(Collection entries)
[Start]
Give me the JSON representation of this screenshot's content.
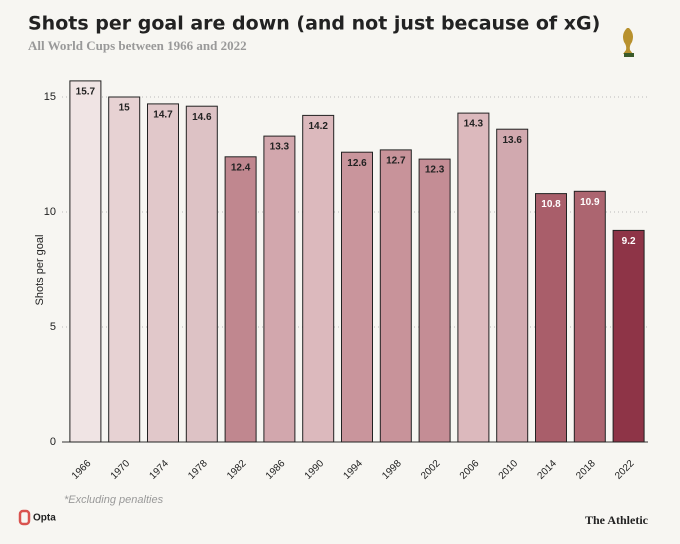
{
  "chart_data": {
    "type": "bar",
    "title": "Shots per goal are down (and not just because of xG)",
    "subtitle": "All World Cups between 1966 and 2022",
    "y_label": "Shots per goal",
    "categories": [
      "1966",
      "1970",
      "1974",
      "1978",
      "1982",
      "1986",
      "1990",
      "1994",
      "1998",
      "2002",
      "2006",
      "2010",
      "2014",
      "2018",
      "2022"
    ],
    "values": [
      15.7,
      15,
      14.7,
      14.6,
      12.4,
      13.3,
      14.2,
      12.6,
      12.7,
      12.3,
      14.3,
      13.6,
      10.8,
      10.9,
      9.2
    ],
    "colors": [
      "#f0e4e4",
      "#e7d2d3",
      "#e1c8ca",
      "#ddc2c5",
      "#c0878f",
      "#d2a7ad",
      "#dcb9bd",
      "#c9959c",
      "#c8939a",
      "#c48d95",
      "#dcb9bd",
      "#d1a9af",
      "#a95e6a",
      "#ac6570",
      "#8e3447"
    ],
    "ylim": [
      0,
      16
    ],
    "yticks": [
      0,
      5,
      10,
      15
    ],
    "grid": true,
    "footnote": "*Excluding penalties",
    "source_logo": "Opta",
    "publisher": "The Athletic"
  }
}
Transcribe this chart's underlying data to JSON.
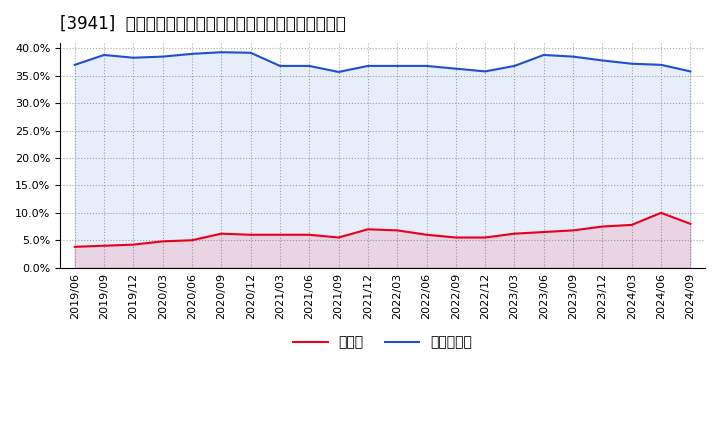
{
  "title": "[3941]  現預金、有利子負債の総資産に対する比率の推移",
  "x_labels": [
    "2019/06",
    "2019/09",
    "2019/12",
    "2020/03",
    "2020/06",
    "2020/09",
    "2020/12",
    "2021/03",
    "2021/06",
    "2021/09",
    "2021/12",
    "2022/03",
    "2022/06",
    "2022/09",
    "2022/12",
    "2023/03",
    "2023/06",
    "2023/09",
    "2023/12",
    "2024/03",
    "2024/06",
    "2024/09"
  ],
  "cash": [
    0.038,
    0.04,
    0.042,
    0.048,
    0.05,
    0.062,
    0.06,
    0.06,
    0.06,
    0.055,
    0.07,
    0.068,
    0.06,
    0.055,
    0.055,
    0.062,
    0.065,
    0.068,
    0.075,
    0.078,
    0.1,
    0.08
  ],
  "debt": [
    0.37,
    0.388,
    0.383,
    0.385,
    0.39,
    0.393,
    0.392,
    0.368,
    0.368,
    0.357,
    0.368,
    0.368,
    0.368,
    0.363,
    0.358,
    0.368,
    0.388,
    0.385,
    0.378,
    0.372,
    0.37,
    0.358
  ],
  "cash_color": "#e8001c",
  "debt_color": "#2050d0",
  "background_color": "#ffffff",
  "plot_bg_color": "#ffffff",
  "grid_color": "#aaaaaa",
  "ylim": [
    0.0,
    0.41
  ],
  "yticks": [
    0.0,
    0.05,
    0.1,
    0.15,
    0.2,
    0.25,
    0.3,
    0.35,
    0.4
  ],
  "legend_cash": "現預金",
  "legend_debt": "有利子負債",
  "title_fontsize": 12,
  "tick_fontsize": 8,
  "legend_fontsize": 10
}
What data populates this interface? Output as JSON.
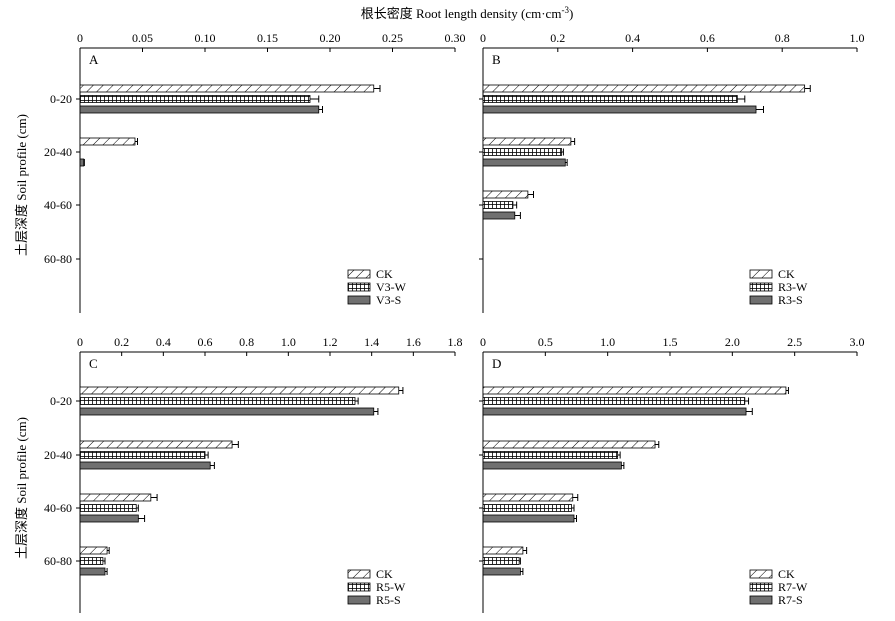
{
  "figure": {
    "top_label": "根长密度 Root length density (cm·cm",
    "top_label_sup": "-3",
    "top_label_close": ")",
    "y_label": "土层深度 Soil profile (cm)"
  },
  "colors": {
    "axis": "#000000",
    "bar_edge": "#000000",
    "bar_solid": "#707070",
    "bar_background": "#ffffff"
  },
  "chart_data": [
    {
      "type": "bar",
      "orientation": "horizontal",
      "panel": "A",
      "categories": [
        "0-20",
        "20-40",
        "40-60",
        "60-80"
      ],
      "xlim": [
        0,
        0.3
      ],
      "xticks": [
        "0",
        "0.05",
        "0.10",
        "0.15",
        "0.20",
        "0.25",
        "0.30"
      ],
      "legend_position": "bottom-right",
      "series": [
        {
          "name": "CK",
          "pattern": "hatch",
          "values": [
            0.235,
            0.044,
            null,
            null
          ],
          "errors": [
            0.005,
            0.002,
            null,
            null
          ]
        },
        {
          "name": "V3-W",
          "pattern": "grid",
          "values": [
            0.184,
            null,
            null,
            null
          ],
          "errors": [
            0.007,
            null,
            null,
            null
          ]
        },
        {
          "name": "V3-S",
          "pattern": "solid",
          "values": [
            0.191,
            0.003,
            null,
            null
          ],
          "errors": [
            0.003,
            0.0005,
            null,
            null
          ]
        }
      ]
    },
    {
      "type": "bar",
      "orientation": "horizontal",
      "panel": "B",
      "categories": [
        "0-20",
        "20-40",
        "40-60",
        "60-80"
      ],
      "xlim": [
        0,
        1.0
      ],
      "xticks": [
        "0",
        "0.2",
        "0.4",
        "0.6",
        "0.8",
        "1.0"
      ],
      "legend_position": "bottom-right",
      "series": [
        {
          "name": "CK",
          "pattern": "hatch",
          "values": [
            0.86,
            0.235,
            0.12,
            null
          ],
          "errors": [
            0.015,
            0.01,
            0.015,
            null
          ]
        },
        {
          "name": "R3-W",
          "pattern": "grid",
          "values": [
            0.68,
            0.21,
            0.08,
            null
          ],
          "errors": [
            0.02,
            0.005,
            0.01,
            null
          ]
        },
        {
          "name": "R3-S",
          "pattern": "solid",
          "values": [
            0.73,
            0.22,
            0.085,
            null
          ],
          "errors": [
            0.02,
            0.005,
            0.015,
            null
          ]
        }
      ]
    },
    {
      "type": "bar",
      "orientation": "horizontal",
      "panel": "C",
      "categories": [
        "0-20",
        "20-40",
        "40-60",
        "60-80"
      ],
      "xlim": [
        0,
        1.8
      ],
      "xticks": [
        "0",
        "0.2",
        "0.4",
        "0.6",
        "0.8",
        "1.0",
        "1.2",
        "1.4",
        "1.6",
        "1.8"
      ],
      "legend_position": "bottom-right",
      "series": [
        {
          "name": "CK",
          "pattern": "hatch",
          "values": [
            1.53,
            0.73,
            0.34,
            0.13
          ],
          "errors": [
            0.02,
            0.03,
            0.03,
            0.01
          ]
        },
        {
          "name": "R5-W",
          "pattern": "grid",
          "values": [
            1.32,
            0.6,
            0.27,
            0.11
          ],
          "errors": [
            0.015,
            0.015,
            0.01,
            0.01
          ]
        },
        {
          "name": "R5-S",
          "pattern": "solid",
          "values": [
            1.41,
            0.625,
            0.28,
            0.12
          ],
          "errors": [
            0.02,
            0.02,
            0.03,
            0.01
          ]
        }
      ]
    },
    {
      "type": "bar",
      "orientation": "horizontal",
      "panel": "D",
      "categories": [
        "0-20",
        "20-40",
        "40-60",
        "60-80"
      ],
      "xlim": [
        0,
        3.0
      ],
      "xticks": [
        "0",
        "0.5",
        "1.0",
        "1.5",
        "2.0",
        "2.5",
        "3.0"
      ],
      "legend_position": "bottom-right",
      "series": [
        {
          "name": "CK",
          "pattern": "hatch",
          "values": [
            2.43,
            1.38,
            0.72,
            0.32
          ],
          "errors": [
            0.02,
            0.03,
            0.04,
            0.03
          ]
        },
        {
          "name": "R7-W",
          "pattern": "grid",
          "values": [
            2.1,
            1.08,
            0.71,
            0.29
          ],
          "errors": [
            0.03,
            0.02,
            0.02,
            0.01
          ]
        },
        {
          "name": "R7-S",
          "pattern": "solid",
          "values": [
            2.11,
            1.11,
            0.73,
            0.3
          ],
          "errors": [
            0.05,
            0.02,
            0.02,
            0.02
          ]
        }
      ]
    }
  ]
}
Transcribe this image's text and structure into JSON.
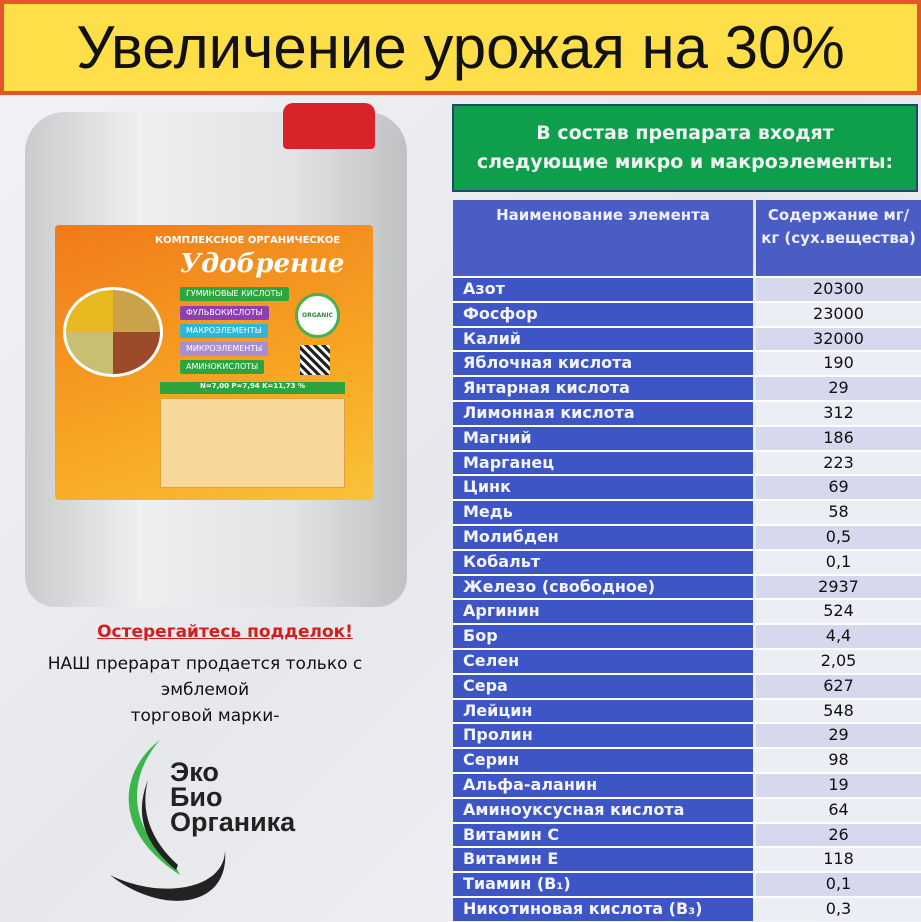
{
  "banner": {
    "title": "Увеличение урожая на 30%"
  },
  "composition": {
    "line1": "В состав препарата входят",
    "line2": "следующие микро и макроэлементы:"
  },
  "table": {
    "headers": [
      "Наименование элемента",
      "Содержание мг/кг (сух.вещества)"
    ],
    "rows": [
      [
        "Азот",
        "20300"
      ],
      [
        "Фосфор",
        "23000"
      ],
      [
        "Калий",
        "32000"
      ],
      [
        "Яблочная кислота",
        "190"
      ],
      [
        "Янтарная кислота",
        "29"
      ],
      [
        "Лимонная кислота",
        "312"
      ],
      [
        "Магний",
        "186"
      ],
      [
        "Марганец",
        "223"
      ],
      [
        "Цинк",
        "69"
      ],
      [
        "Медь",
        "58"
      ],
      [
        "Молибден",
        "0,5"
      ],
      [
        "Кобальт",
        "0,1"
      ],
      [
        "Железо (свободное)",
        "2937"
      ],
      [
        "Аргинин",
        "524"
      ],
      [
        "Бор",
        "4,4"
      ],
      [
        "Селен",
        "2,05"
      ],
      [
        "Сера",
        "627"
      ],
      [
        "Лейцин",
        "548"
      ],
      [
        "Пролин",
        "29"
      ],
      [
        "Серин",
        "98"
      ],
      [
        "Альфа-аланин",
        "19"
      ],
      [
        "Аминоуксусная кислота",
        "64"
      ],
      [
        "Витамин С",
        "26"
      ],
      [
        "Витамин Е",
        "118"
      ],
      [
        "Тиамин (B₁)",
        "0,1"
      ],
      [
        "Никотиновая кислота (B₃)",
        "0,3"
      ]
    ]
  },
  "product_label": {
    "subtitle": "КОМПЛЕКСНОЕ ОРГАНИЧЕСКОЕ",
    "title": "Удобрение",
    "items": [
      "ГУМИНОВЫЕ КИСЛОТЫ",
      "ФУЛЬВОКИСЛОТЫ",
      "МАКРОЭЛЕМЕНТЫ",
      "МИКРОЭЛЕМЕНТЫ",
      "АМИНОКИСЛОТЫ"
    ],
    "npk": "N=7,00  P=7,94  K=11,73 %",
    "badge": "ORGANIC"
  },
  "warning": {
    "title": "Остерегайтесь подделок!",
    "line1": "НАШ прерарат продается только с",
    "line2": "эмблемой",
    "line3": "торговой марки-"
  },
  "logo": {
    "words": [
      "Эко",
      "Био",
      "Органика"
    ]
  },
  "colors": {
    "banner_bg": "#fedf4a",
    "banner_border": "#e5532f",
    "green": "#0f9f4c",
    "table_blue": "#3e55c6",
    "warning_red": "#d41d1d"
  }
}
[End]
**What the exercise asks**
Read the entries and select each line where the word "Transcribe" is found.

**Response**
Transcribe this chart's underlying data to JSON.
Transcribe this image's text and structure into JSON.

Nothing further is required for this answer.